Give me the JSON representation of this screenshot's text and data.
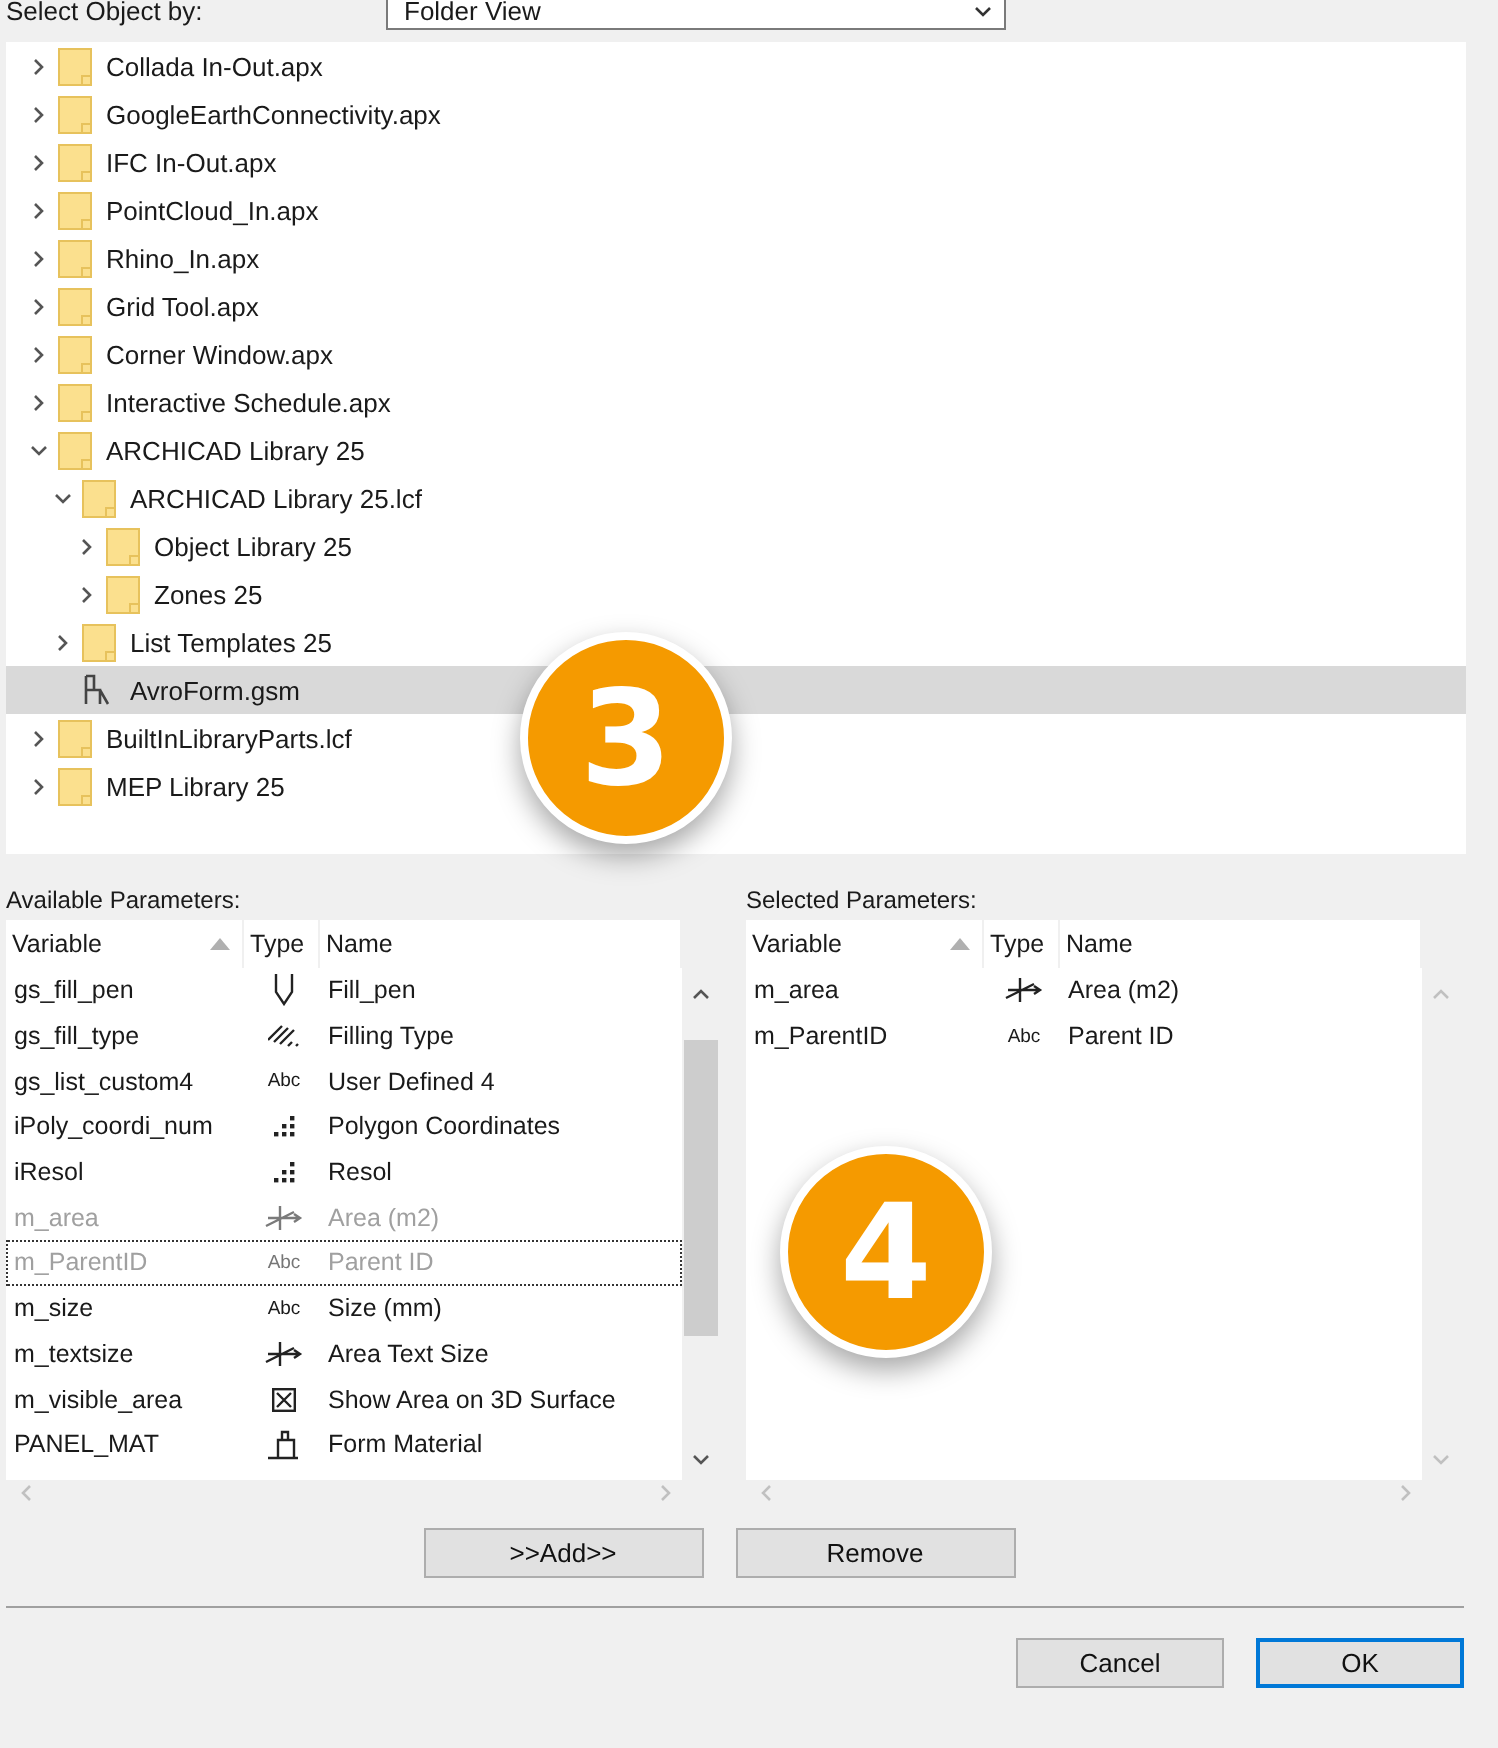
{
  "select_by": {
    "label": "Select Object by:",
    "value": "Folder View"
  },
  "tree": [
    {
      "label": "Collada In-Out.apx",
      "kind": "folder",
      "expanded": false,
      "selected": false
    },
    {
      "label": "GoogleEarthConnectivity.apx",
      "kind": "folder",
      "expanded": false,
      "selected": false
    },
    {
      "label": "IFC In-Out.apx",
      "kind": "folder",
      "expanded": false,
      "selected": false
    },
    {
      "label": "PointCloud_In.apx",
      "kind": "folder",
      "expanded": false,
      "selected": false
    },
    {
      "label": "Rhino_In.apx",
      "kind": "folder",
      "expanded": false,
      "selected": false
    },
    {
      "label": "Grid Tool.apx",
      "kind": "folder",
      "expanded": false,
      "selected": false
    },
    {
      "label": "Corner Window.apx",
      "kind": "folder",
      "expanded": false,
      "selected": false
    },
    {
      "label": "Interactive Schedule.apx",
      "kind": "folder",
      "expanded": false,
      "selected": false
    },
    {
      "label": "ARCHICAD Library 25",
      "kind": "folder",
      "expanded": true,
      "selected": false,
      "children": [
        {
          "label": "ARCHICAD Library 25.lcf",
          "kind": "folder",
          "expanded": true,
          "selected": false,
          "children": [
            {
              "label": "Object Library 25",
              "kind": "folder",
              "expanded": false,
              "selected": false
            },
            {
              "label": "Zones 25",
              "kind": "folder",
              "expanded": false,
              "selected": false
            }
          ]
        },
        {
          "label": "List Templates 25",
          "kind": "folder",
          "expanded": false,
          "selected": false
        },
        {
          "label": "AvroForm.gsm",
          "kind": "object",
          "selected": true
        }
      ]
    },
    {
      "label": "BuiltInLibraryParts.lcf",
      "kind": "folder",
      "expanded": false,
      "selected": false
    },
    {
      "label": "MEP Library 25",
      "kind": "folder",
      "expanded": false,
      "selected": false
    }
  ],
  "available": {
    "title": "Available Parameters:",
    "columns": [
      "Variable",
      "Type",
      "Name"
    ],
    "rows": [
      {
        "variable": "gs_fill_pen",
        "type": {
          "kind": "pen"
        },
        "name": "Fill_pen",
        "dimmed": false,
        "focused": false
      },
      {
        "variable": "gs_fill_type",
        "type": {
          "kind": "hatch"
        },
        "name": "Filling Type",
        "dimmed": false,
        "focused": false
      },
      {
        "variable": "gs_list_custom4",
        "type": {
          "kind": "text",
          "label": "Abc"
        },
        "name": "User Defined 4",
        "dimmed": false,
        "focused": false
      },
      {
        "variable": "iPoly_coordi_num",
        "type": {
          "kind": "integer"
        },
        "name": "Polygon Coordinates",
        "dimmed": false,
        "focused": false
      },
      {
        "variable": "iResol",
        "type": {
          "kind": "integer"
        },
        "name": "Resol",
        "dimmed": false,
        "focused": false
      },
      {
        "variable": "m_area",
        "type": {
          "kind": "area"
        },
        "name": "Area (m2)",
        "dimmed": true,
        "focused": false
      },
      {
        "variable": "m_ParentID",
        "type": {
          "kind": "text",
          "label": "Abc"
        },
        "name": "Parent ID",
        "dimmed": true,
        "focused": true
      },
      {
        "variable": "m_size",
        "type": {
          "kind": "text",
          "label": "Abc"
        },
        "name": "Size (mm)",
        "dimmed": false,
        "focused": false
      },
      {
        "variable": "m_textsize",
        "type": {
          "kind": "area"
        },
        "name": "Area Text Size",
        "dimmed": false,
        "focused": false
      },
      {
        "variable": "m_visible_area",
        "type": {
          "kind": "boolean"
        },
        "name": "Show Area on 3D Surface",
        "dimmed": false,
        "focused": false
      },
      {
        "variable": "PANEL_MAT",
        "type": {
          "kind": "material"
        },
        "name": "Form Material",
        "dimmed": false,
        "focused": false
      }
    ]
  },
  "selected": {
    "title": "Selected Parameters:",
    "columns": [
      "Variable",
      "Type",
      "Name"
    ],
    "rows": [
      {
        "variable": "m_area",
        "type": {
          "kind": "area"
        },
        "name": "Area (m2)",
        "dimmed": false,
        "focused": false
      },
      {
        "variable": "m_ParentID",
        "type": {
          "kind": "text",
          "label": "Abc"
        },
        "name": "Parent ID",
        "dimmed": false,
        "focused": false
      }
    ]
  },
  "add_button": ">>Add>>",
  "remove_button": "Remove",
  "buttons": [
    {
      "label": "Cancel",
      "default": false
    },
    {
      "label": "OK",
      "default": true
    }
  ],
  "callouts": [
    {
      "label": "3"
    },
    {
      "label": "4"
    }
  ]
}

++++++++++++++++++++

• Exercise instructions:
Go through the listing above and quote it exactly, apart from its images.

• Right answer:
Give me the JSON representation of this screenshot's text and data.
{
  "select_by": {
    "label": "Select Object by:",
    "value": "Folder View"
  },
  "tree": [
    {
      "label": "Collada In-Out.apx",
      "kind": "folder",
      "expanded": false,
      "selected": false
    },
    {
      "label": "GoogleEarthConnectivity.apx",
      "kind": "folder",
      "expanded": false,
      "selected": false
    },
    {
      "label": "IFC In-Out.apx",
      "kind": "folder",
      "expanded": false,
      "selected": false
    },
    {
      "label": "PointCloud_In.apx",
      "kind": "folder",
      "expanded": false,
      "selected": false
    },
    {
      "label": "Rhino_In.apx",
      "kind": "folder",
      "expanded": false,
      "selected": false
    },
    {
      "label": "Grid Tool.apx",
      "kind": "folder",
      "expanded": false,
      "selected": false
    },
    {
      "label": "Corner Window.apx",
      "kind": "folder",
      "expanded": false,
      "selected": false
    },
    {
      "label": "Interactive Schedule.apx",
      "kind": "folder",
      "expanded": false,
      "selected": false
    },
    {
      "label": "ARCHICAD Library 25",
      "kind": "folder",
      "expanded": true,
      "selected": false,
      "children": [
        {
          "label": "ARCHICAD Library 25.lcf",
          "kind": "folder",
          "expanded": true,
          "selected": false,
          "children": [
            {
              "label": "Object Library 25",
              "kind": "folder",
              "expanded": false,
              "selected": false
            },
            {
              "label": "Zones 25",
              "kind": "folder",
              "expanded": false,
              "selected": false
            }
          ]
        },
        {
          "label": "List Templates 25",
          "kind": "folder",
          "expanded": false,
          "selected": false
        },
        {
          "label": "AvroForm.gsm",
          "kind": "object",
          "selected": true
        }
      ]
    },
    {
      "label": "BuiltInLibraryParts.lcf",
      "kind": "folder",
      "expanded": false,
      "selected": false
    },
    {
      "label": "MEP Library 25",
      "kind": "folder",
      "expanded": false,
      "selected": false
    }
  ],
  "available": {
    "title": "Available Parameters:",
    "columns": [
      "Variable",
      "Type",
      "Name"
    ],
    "rows": [
      {
        "variable": "gs_fill_pen",
        "type": {
          "kind": "pen"
        },
        "name": "Fill_pen",
        "dimmed": false,
        "focused": false
      },
      {
        "variable": "gs_fill_type",
        "type": {
          "kind": "hatch"
        },
        "name": "Filling Type",
        "dimmed": false,
        "focused": false
      },
      {
        "variable": "gs_list_custom4",
        "type": {
          "kind": "text",
          "label": "Abc"
        },
        "name": "User Defined 4",
        "dimmed": false,
        "focused": false
      },
      {
        "variable": "iPoly_coordi_num",
        "type": {
          "kind": "integer"
        },
        "name": "Polygon Coordinates",
        "dimmed": false,
        "focused": false
      },
      {
        "variable": "iResol",
        "type": {
          "kind": "integer"
        },
        "name": "Resol",
        "dimmed": false,
        "focused": false
      },
      {
        "variable": "m_area",
        "type": {
          "kind": "area"
        },
        "name": "Area (m2)",
        "dimmed": true,
        "focused": false
      },
      {
        "variable": "m_ParentID",
        "type": {
          "kind": "text",
          "label": "Abc"
        },
        "name": "Parent ID",
        "dimmed": true,
        "focused": true
      },
      {
        "variable": "m_size",
        "type": {
          "kind": "text",
          "label": "Abc"
        },
        "name": "Size (mm)",
        "dimmed": false,
        "focused": false
      },
      {
        "variable": "m_textsize",
        "type": {
          "kind": "area"
        },
        "name": "Area Text Size",
        "dimmed": false,
        "focused": false
      },
      {
        "variable": "m_visible_area",
        "type": {
          "kind": "boolean"
        },
        "name": "Show Area on 3D Surface",
        "dimmed": false,
        "focused": false
      },
      {
        "variable": "PANEL_MAT",
        "type": {
          "kind": "material"
        },
        "name": "Form Material",
        "dimmed": false,
        "focused": false
      }
    ]
  },
  "selected": {
    "title": "Selected Parameters:",
    "columns": [
      "Variable",
      "Type",
      "Name"
    ],
    "rows": [
      {
        "variable": "m_area",
        "type": {
          "kind": "area"
        },
        "name": "Area (m2)",
        "dimmed": false,
        "focused": false
      },
      {
        "variable": "m_ParentID",
        "type": {
          "kind": "text",
          "label": "Abc"
        },
        "name": "Parent ID",
        "dimmed": false,
        "focused": false
      }
    ]
  },
  "add_button": ">>Add>>",
  "remove_button": "Remove",
  "buttons": [
    {
      "label": "Cancel",
      "default": false
    },
    {
      "label": "OK",
      "default": true
    }
  ],
  "callouts": [
    {
      "label": "3"
    },
    {
      "label": "4"
    }
  ]
}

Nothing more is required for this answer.